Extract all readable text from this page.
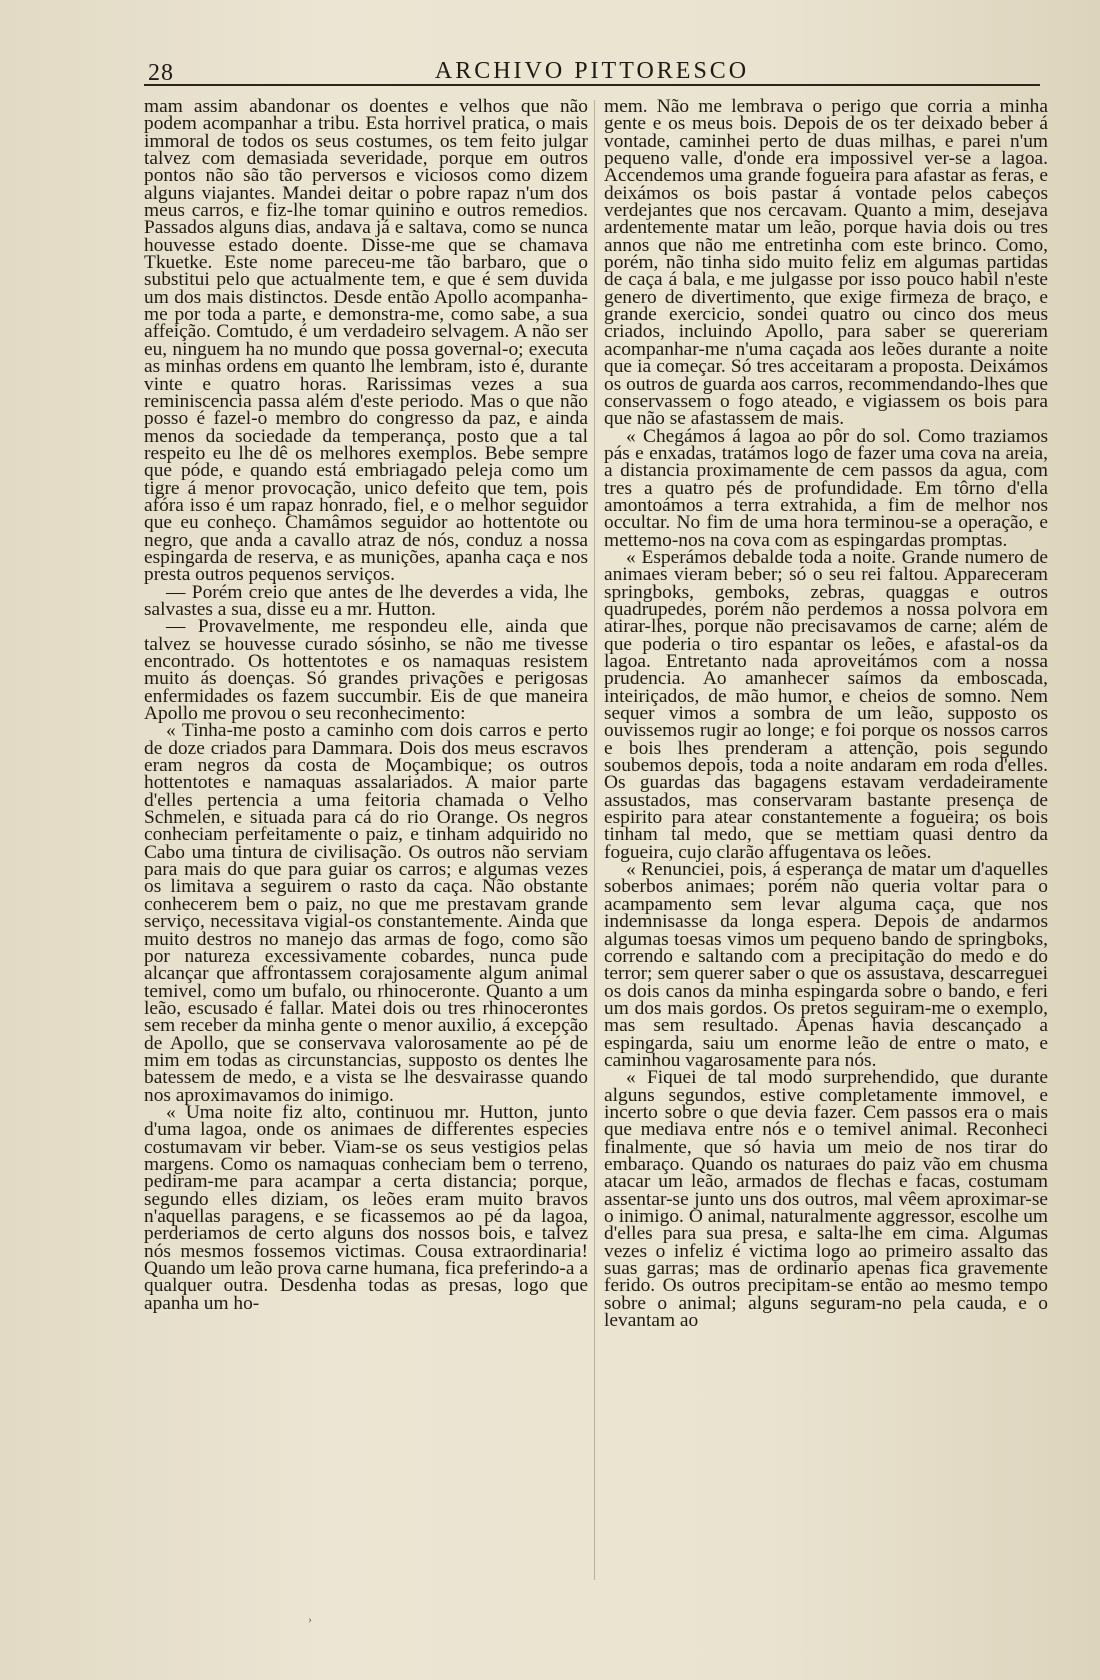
28	ARCHIVO PITTORESCO

mam assim abandonar os doentes e velhos que não podem acompanhar a tribu. Esta horrivel pratica, o mais immoral de todos os seus costumes, os tem feito julgar talvez com demasiada severidade, porque em outros pontos não são tão perversos e viciosos como dizem alguns viajantes. Mandei deitar o pobre rapaz n'um dos meus carros, e fiz-lhe tomar quinino e outros remedios. Passados alguns dias, andava já e saltava, como se nunca houvesse estado doente. Disse-me que se chamava Tkuetke. Este nome pareceu-me tão barbaro, que o substitui pelo que actualmente tem, e que é sem duvida um dos mais distinctos. Desde então Apollo acompanha-me por toda a parte, e demonstra-me, como sabe, a sua affeição. Comtudo, é um verdadeiro selvagem. A não ser eu, ninguem ha no mundo que possa governal-o; executa as minhas ordens em quanto lhe lembram, isto é, durante vinte e quatro horas. Rarissimas vezes a sua reminiscencia passa além d'este periodo. Mas o que não posso é fazel-o membro do congresso da paz, e ainda menos da sociedade da temperança, posto que a tal respeito eu lhe dê os melhores exemplos. Bebe sempre que póde, e quando está embriagado peleja como um tigre á menor provocação, unico defeito que tem, pois afóra isso é um rapaz honrado, fiel, e o melhor seguidor que eu conheço. Chamâmos seguidor ao hottentote ou negro, que anda a cavallo atraz de nós, conduz a nossa espingarda de reserva, e as munições, apanha caça e nos presta outros pequenos serviços.

— Porém creio que antes de lhe deverdes a vida, lhe salvastes a sua, disse eu a mr. Hutton.

— Provavelmente, me respondeu elle, ainda que talvez se houvesse curado sósinho, se não me tivesse encontrado. Os hottentotes e os namaquas resistem muito ás doenças. Só grandes privações e perigosas enfermidades os fazem succumbir. Eis de que maneira Apollo me provou o seu reconhecimento:

« Tinha-me posto a caminho com dois carros e perto de doze criados para Dammara. Dois dos meus escravos eram negros da costa de Moçambique; os outros hottentotes e namaquas assalariados. A maior parte d'elles pertencia a uma feitoria chamada o Velho Schmelen, e situada para cá do rio Orange. Os negros conheciam perfeitamente o paiz, e tinham adquirido no Cabo uma tintura de civilisação. Os outros não serviam para mais do que para guiar os carros; e algumas vezes os limitava a seguirem o rasto da caça. Não obstante conhecerem bem o paiz, no que me prestavam grande serviço, necessitava vigial-os constantemente. Ainda que muito destros no manejo das armas de fogo, como são por natureza excessivamente cobardes, nunca pude alcançar que affrontassem corajosamente algum animal temivel, como um bufalo, ou rhinoceronte. Quanto a um leão, escusado é fallar. Matei dois ou tres rhinocerontes sem receber da minha gente o menor auxilio, á excepção de Apollo, que se conservava valorosamente ao pé de mim em todas as circunstancias, supposto os dentes lhe batessem de medo, e a vista se lhe desvairasse quando nos aproximavamos do inimigo.

« Uma noite fiz alto, continuou mr. Hutton, junto d'uma lagoa, onde os animaes de differentes especies costumavam vir beber. Viam-se os seus vestigios pelas margens. Como os namaquas conheciam bem o terreno, pediram-me para acampar a certa distancia; porque, segundo elles diziam, os leões eram muito bravos n'aquellas paragens, e se ficassemos ao pé da lagoa, perderiamos de certo alguns dos nossos bois, e talvez nós mesmos fossemos victimas. Cousa extraordinaria! Quando um leão prova carne humana, fica preferindo-a a qualquer outra. Desdenha todas as presas, logo que apanha um ho-

mem. Não me lembrava o perigo que corria a minha gente e os meus bois. Depois de os ter deixado beber á vontade, caminhei perto de duas milhas, e parei n'um pequeno valle, d'onde era impossivel ver-se a lagoa. Accendemos uma grande fogueira para afastar as feras, e deixámos os bois pastar á vontade pelos cabeços verdejantes que nos cercavam. Quanto a mim, desejava ardentemente matar um leão, porque havia dois ou tres annos que não me entretinha com este brinco. Como, porém, não tinha sido muito feliz em algumas partidas de caça á bala, e me julgasse por isso pouco habil n'este genero de divertimento, que exige firmeza de braço, e grande exercicio, sondei quatro ou cinco dos meus criados, incluindo Apollo, para saber se quereriam acompanhar-me n'uma caçada aos leões durante a noite que ia começar. Só tres acceitaram a proposta. Deixámos os outros de guarda aos carros, recommendando-lhes que conservassem o fogo ateado, e vigiassem os bois para que não se afastassem de mais.

« Chegámos á lagoa ao pôr do sol. Como traziamos pás e enxadas, tratámos logo de fazer uma cova na areia, a distancia proximamente de cem passos da agua, com tres a quatro pés de profundidade. Em tôrno d'ella amontoámos a terra extrahida, a fim de melhor nos occultar. No fim de uma hora terminou-se a operação, e mettemo-nos na cova com as espingardas promptas.

« Esperámos debalde toda a noite. Grande numero de animaes vieram beber; só o seu rei faltou. Appareceram springboks, gemboks, zebras, quaggas e outros quadrupedes, porém não perdemos a nossa polvora em atirar-lhes, porque não precisavamos de carne; além de que poderia o tiro espantar os leões, e afastal-os da lagoa. Entretanto nada aproveitámos com a nossa prudencia. Ao amanhecer saímos da emboscada, inteiriçados, de mão humor, e cheios de somno. Nem sequer vimos a sombra de um leão, supposto os ouvissemos rugir ao longe; e foi porque os nossos carros e bois lhes prenderam a attenção, pois segundo soubemos depois, toda a noite andaram em roda d'elles. Os guardas das bagagens estavam verdadeiramente assustados, mas conservaram bastante presença de espirito para atear constantemente a fogueira; os bois tinham tal medo, que se mettiam quasi dentro da fogueira, cujo clarão affugentava os leões.

« Renunciei, pois, á esperança de matar um d'aquelles soberbos animaes; porém não queria voltar para o acampamento sem levar alguma caça, que nos indemnisasse da longa espera. Depois de andarmos algumas toesas vimos um pequeno bando de springboks, correndo e saltando com a precipitação do medo e do terror; sem querer saber o que os assustava, descarreguei os dois canos da minha espingarda sobre o bando, e feri um dos mais gordos. Os pretos seguiram-me o exemplo, mas sem resultado. Apenas havia descançado a espingarda, saiu um enorme leão de entre o mato, e caminhou vagarosamente para nós.

« Fiquei de tal modo surprehendido, que durante alguns segundos, estive completamente immovel, e incerto sobre o que devia fazer. Cem passos era o mais que mediava entre nós e o temivel animal. Reconheci finalmente, que só havia um meio de nos tirar do embaraço. Quando os naturaes do paiz vão em chusma atacar um leão, armados de flechas e facas, costumam assentar-se junto uns dos outros, mal vêem aproximar-se o inimigo. O animal, naturalmente aggressor, escolhe um d'elles para sua presa, e salta-lhe em cima. Algumas vezes o infeliz é victima logo ao primeiro assalto das suas garras; mas de ordinario apenas fica gravemente ferido. Os outros precipitam-se então ao mesmo tempo sobre o animal; alguns seguram-no pela cauda, e o levantam ao

›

PROBLEM DESCRIPTION:
Exclude the pictures, and transcribe all of the material exactly.

RESULT:
Extract all readable text from this page.
28	ARCHIVO PITTORESCO

mam assim abandonar os doentes e velhos que não podem acompanhar a tribu. Esta horrivel pratica, o mais immoral de todos os seus costumes, os tem feito julgar talvez com demasiada severidade, porque em outros pontos não são tão perversos e viciosos como dizem alguns viajantes. Mandei deitar o pobre rapaz n'um dos meus carros, e fiz-lhe tomar quinino e outros remedios. Passados alguns dias, andava já e saltava, como se nunca houvesse estado doente. Disse-me que se chamava Tkuetke. Este nome pareceu-me tão barbaro, que o substitui pelo que actualmente tem, e que é sem duvida um dos mais distinctos. Desde então Apollo acompanha-me por toda a parte, e demonstra-me, como sabe, a sua affeição. Comtudo, é um verdadeiro selvagem. A não ser eu, ninguem ha no mundo que possa governal-o; executa as minhas ordens em quanto lhe lembram, isto é, durante vinte e quatro horas. Rarissimas vezes a sua reminiscencia passa além d'este periodo. Mas o que não posso é fazel-o membro do congresso da paz, e ainda menos da sociedade da temperança, posto que a tal respeito eu lhe dê os melhores exemplos. Bebe sempre que póde, e quando está embriagado peleja como um tigre á menor provocação, unico defeito que tem, pois afóra isso é um rapaz honrado, fiel, e o melhor seguidor que eu conheço. Chamâmos seguidor ao hottentote ou negro, que anda a cavallo atraz de nós, conduz a nossa espingarda de reserva, e as munições, apanha caça e nos presta outros pequenos serviços.

— Porém creio que antes de lhe deverdes a vida, lhe salvastes a sua, disse eu a mr. Hutton.

— Provavelmente, me respondeu elle, ainda que talvez se houvesse curado sósinho, se não me tivesse encontrado. Os hottentotes e os namaquas resistem muito ás doenças. Só grandes privações e perigosas enfermidades os fazem succumbir. Eis de que maneira Apollo me provou o seu reconhecimento:

« Tinha-me posto a caminho com dois carros e perto de doze criados para Dammara. Dois dos meus escravos eram negros da costa de Moçambique; os outros hottentotes e namaquas assalariados. A maior parte d'elles pertencia a uma feitoria chamada o Velho Schmelen, e situada para cá do rio Orange. Os negros conheciam perfeitamente o paiz, e tinham adquirido no Cabo uma tintura de civilisação. Os outros não serviam para mais do que para guiar os carros; e algumas vezes os limitava a seguirem o rasto da caça. Não obstante conhecerem bem o paiz, no que me prestavam grande serviço, necessitava vigial-os constantemente. Ainda que muito destros no manejo das armas de fogo, como são por natureza excessivamente cobardes, nunca pude alcançar que affrontassem corajosamente algum animal temivel, como um bufalo, ou rhinoceronte. Quanto a um leão, escusado é fallar. Matei dois ou tres rhinocerontes sem receber da minha gente o menor auxilio, á excepção de Apollo, que se conservava valorosamente ao pé de mim em todas as circunstancias, supposto os dentes lhe batessem de medo, e a vista se lhe desvairasse quando nos aproximavamos do inimigo.

« Uma noite fiz alto, continuou mr. Hutton, junto d'uma lagoa, onde os animaes de differentes especies costumavam vir beber. Viam-se os seus vestigios pelas margens. Como os namaquas conheciam bem o terreno, pediram-me para acampar a certa distancia; porque, segundo elles diziam, os leões eram muito bravos n'aquellas paragens, e se ficassemos ao pé da lagoa, perderiamos de certo alguns dos nossos bois, e talvez nós mesmos fossemos victimas. Cousa extraordinaria! Quando um leão prova carne humana, fica preferindo-a a qualquer outra. Desdenha todas as presas, logo que apanha um ho-

mem. Não me lembrava o perigo que corria a minha gente e os meus bois. Depois de os ter deixado beber á vontade, caminhei perto de duas milhas, e parei n'um pequeno valle, d'onde era impossivel ver-se a lagoa. Accendemos uma grande fogueira para afastar as feras, e deixámos os bois pastar á vontade pelos cabeços verdejantes que nos cercavam. Quanto a mim, desejava ardentemente matar um leão, porque havia dois ou tres annos que não me entretinha com este brinco. Como, porém, não tinha sido muito feliz em algumas partidas de caça á bala, e me julgasse por isso pouco habil n'este genero de divertimento, que exige firmeza de braço, e grande exercicio, sondei quatro ou cinco dos meus criados, incluindo Apollo, para saber se quereriam acompanhar-me n'uma caçada aos leões durante a noite que ia começar. Só tres acceitaram a proposta. Deixámos os outros de guarda aos carros, recommendando-lhes que conservassem o fogo ateado, e vigiassem os bois para que não se afastassem de mais.

« Chegámos á lagoa ao pôr do sol. Como traziamos pás e enxadas, tratámos logo de fazer uma cova na areia, a distancia proximamente de cem passos da agua, com tres a quatro pés de profundidade. Em tôrno d'ella amontoámos a terra extrahida, a fim de melhor nos occultar. No fim de uma hora terminou-se a operação, e mettemo-nos na cova com as espingardas promptas.

« Esperámos debalde toda a noite. Grande numero de animaes vieram beber; só o seu rei faltou. Appareceram springboks, gemboks, zebras, quaggas e outros quadrupedes, porém não perdemos a nossa polvora em atirar-lhes, porque não precisavamos de carne; além de que poderia o tiro espantar os leões, e afastal-os da lagoa. Entretanto nada aproveitámos com a nossa prudencia. Ao amanhecer saímos da emboscada, inteiriçados, de mão humor, e cheios de somno. Nem sequer vimos a sombra de um leão, supposto os ouvissemos rugir ao longe; e foi porque os nossos carros e bois lhes prenderam a attenção, pois segundo soubemos depois, toda a noite andaram em roda d'elles. Os guardas das bagagens estavam verdadeiramente assustados, mas conservaram bastante presença de espirito para atear constantemente a fogueira; os bois tinham tal medo, que se mettiam quasi dentro da fogueira, cujo clarão affugentava os leões.

« Renunciei, pois, á esperança de matar um d'aquelles soberbos animaes; porém não queria voltar para o acampamento sem levar alguma caça, que nos indemnisasse da longa espera. Depois de andarmos algumas toesas vimos um pequeno bando de springboks, correndo e saltando com a precipitação do medo e do terror; sem querer saber o que os assustava, descarreguei os dois canos da minha espingarda sobre o bando, e feri um dos mais gordos. Os pretos seguiram-me o exemplo, mas sem resultado. Apenas havia descançado a espingarda, saiu um enorme leão de entre o mato, e caminhou vagarosamente para nós.

« Fiquei de tal modo surprehendido, que durante alguns segundos, estive completamente immovel, e incerto sobre o que devia fazer. Cem passos era o mais que mediava entre nós e o temivel animal. Reconheci finalmente, que só havia um meio de nos tirar do embaraço. Quando os naturaes do paiz vão em chusma atacar um leão, armados de flechas e facas, costumam assentar-se junto uns dos outros, mal vêem aproximar-se o inimigo. O animal, naturalmente aggressor, escolhe um d'elles para sua presa, e salta-lhe em cima. Algumas vezes o infeliz é victima logo ao primeiro assalto das suas garras; mas de ordinario apenas fica gravemente ferido. Os outros precipitam-se então ao mesmo tempo sobre o animal; alguns seguram-no pela cauda, e o levantam ao

›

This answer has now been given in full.